Your assignment: A faithful copy of every entry is the goal; keep the images out of it.

Given entries:

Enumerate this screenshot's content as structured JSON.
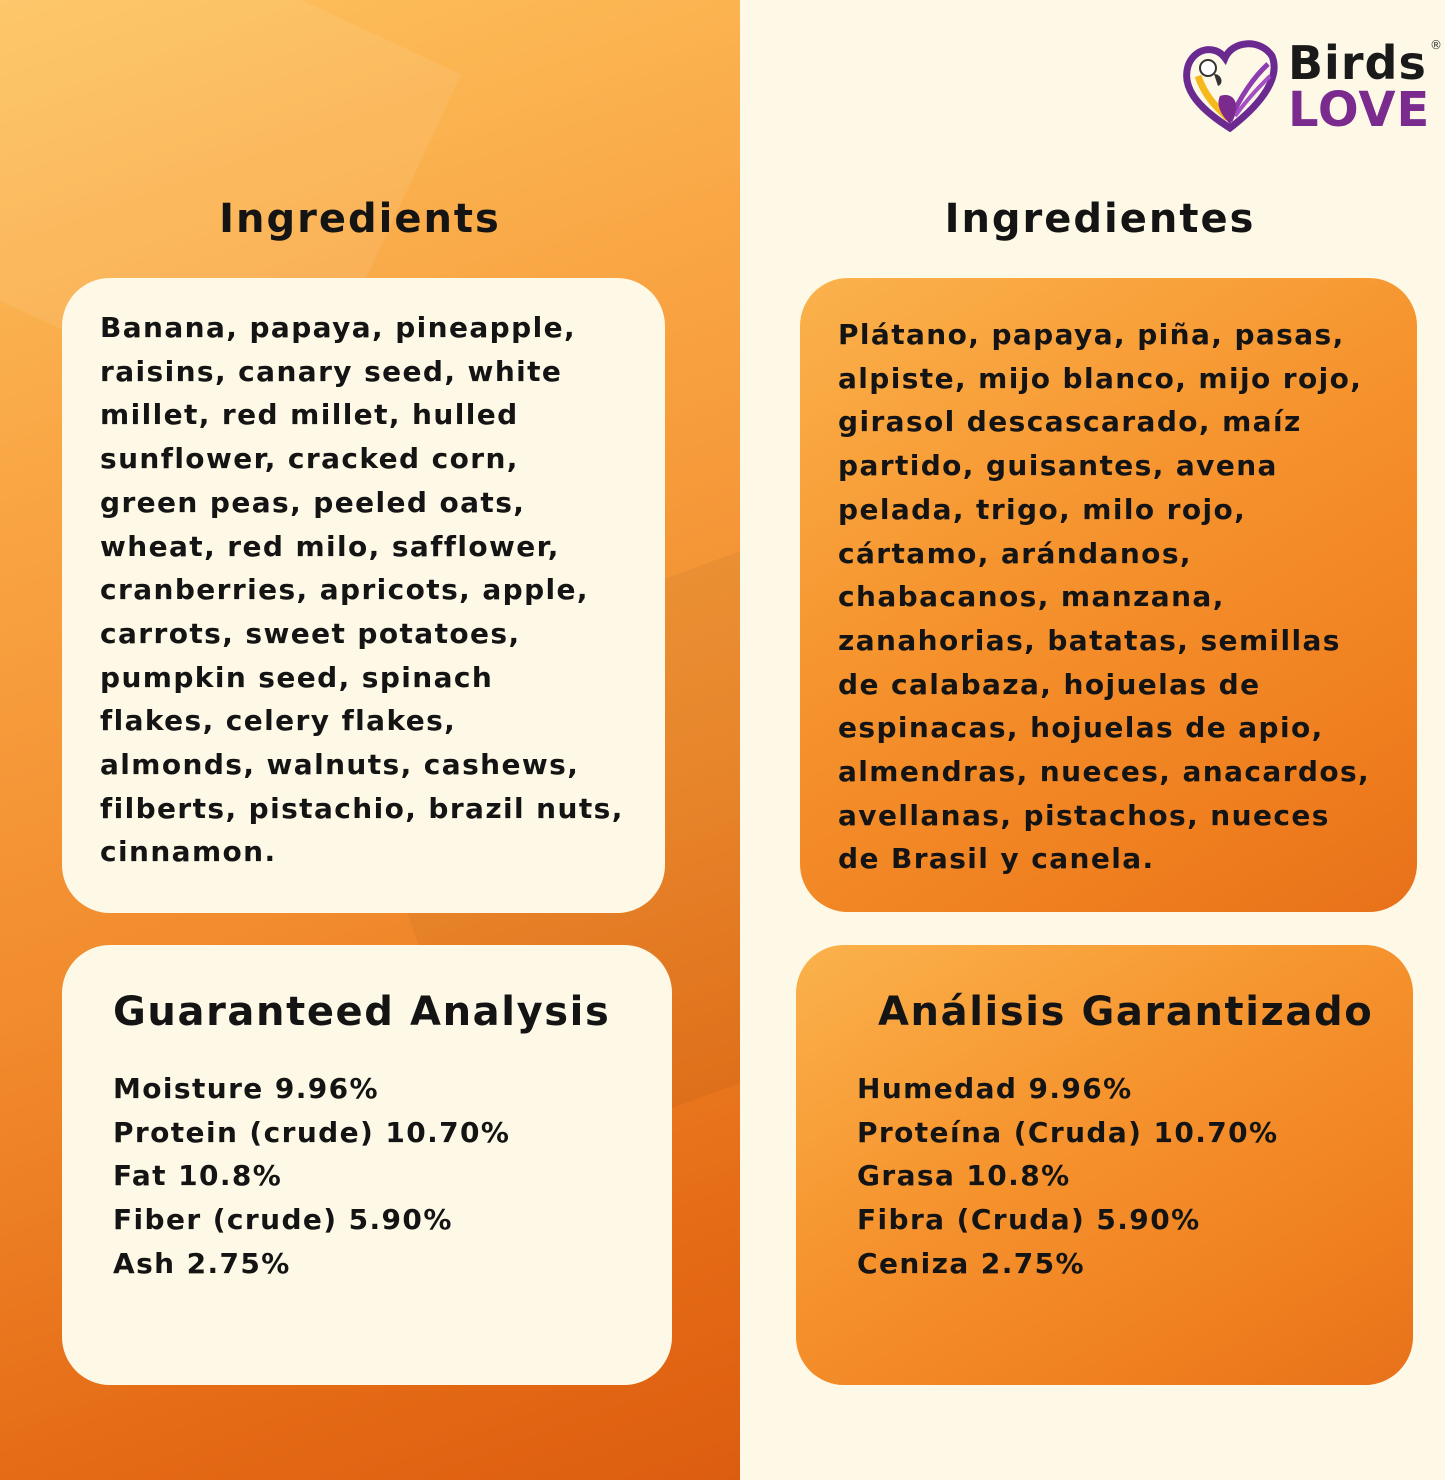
{
  "brand": {
    "line1": "Birds",
    "line2": "LOVE",
    "reg": "®",
    "colors": {
      "purple": "#7b2a8e",
      "yellow": "#f6b91c",
      "black": "#1a1a1a"
    }
  },
  "english": {
    "ingredients_title": "Ingredients",
    "ingredients_lines": [
      "Banana, papaya, pineapple,",
      "raisins, canary seed, white",
      "millet, red millet, hulled",
      "sunflower, cracked corn,",
      "green peas, peeled oats,",
      "wheat, red milo, safflower,",
      "cranberries, apricots, apple,",
      "carrots, sweet potatoes,",
      "pumpkin seed, spinach",
      "flakes, celery flakes,",
      "almonds, walnuts, cashews,",
      "filberts, pistachio, brazil nuts,",
      "cinnamon."
    ],
    "analysis_title": "Guaranteed Analysis",
    "analysis": [
      "Moisture  9.96%",
      "Protein (crude) 10.70%",
      "Fat 10.8%",
      "Fiber (crude)  5.90%",
      "Ash 2.75%"
    ]
  },
  "spanish": {
    "ingredients_title": "Ingredientes",
    "ingredients_lines": [
      "Plátano, papaya, piña, pasas,",
      "alpiste, mijo blanco, mijo rojo,",
      "girasol descascarado, maíz",
      "partido, guisantes, avena",
      "pelada, trigo, milo rojo,",
      "cártamo, arándanos,",
      "chabacanos, manzana,",
      "zanahorias, batatas, semillas",
      "de calabaza, hojuelas de",
      "espinacas, hojuelas de apio,",
      "almendras, nueces, anacardos,",
      "avellanas, pistachos, nueces",
      "de Brasil y canela."
    ],
    "analysis_title": "Análisis Garantizado",
    "analysis": [
      "Humedad  9.96%",
      "Proteína (Cruda) 10.70%",
      "Grasa 10.8%",
      "Fibra (Cruda) 5.90%",
      "Ceniza  2.75%"
    ]
  }
}
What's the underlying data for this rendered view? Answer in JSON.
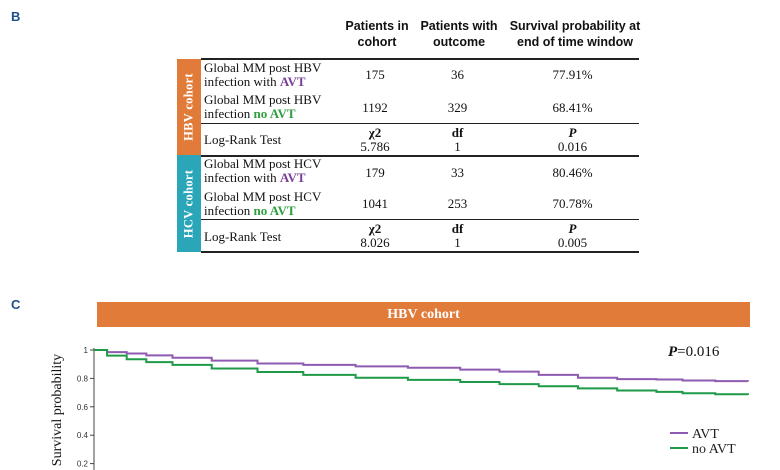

Reply to the exercise:
Enumerate this screenshot's content as structured JSON.
{
  "brand": {
    "line1": "Birds",
    "line2": "LOVE",
    "reg": "®",
    "colors": {
      "purple": "#7b2a8e",
      "yellow": "#f6b91c",
      "black": "#1a1a1a"
    }
  },
  "english": {
    "ingredients_title": "Ingredients",
    "ingredients_lines": [
      "Banana, papaya, pineapple,",
      "raisins, canary seed, white",
      "millet, red millet, hulled",
      "sunflower, cracked corn,",
      "green peas, peeled oats,",
      "wheat, red milo, safflower,",
      "cranberries, apricots, apple,",
      "carrots, sweet potatoes,",
      "pumpkin seed, spinach",
      "flakes, celery flakes,",
      "almonds, walnuts, cashews,",
      "filberts, pistachio, brazil nuts,",
      "cinnamon."
    ],
    "analysis_title": "Guaranteed Analysis",
    "analysis": [
      "Moisture  9.96%",
      "Protein (crude) 10.70%",
      "Fat 10.8%",
      "Fiber (crude)  5.90%",
      "Ash 2.75%"
    ]
  },
  "spanish": {
    "ingredients_title": "Ingredientes",
    "ingredients_lines": [
      "Plátano, papaya, piña, pasas,",
      "alpiste, mijo blanco, mijo rojo,",
      "girasol descascarado, maíz",
      "partido, guisantes, avena",
      "pelada, trigo, milo rojo,",
      "cártamo, arándanos,",
      "chabacanos, manzana,",
      "zanahorias, batatas, semillas",
      "de calabaza, hojuelas de",
      "espinacas, hojuelas de apio,",
      "almendras, nueces, anacardos,",
      "avellanas, pistachos, nueces",
      "de Brasil y canela."
    ],
    "analysis_title": "Análisis Garantizado",
    "analysis": [
      "Humedad  9.96%",
      "Proteína (Cruda) 10.70%",
      "Grasa 10.8%",
      "Fibra (Cruda) 5.90%",
      "Ceniza  2.75%"
    ]
  }
}
What's the underlying data for this rendered view? Answer in JSON.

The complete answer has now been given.